#### [SET PROBLEM]
Provide an exact reproduction of every entry.

#### [DATA SECTION]

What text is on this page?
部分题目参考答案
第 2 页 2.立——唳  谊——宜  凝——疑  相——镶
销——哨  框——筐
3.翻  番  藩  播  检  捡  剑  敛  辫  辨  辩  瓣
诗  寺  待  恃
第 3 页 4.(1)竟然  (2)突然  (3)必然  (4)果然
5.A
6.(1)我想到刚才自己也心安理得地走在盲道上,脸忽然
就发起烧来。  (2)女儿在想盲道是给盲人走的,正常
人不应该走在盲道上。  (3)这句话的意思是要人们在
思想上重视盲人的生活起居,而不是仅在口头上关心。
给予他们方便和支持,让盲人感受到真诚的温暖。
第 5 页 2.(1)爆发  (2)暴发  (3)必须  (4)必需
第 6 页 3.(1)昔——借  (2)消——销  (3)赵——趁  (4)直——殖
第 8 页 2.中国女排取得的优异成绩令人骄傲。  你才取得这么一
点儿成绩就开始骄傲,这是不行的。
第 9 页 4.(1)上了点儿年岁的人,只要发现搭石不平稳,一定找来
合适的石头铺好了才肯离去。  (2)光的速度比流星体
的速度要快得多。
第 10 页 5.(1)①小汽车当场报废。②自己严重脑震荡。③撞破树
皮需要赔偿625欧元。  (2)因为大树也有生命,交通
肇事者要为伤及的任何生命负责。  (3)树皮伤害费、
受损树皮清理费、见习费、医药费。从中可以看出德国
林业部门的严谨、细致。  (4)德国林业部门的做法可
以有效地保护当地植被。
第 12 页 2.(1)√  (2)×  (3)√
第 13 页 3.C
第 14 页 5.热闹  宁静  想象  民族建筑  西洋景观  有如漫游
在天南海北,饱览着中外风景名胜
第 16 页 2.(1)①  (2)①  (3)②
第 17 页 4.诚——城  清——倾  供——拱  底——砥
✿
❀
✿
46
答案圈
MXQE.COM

#### [SOLUTION TO THIS TASK]
What text is on this page?
部分题目参考答案
第 2 页 2.立——唳  谊——宜  凝——疑  相——镶
销——哨  框——筐
3.翻  番  藩  播  检  捡  剑  敛  辫  辨  辩  瓣
诗  寺  待  恃
第 3 页 4.(1)竟然  (2)突然  (3)必然  (4)果然
5.A
6.(1)我想到刚才自己也心安理得地走在盲道上,脸忽然
就发起烧来。  (2)女儿在想盲道是给盲人走的,正常
人不应该走在盲道上。  (3)这句话的意思是要人们在
思想上重视盲人的生活起居,而不是仅在口头上关心。
给予他们方便和支持,让盲人感受到真诚的温暖。
第 5 页 2.(1)爆发  (2)暴发  (3)必须  (4)必需
第 6 页 3.(1)昔——借  (2)消——销  (3)赵——趁  (4)直——殖
第 8 页 2.中国女排取得的优异成绩令人骄傲。  你才取得这么一
点儿成绩就开始骄傲,这是不行的。
第 9 页 4.(1)上了点儿年岁的人,只要发现搭石不平稳,一定找来
合适的石头铺好了才肯离去。  (2)光的速度比流星体
的速度要快得多。
第 10 页 5.(1)①小汽车当场报废。②自己严重脑震荡。③撞破树
皮需要赔偿625欧元。  (2)因为大树也有生命,交通
肇事者要为伤及的任何生命负责。  (3)树皮伤害费、
受损树皮清理费、见习费、医药费。从中可以看出德国
林业部门的严谨、细致。  (4)德国林业部门的做法可
以有效地保护当地植被。
第 12 页 2.(1)√  (2)×  (3)√
第 13 页 3.C
第 14 页 5.热闹  宁静  想象  民族建筑  西洋景观  有如漫游
在天南海北,饱览着中外风景名胜
第 16 页 2.(1)①  (2)①  (3)②
第 17 页 4.诚——城  清——倾  供——拱  底——砥
✿
❀
✿
46
答案圈
MXQE.COM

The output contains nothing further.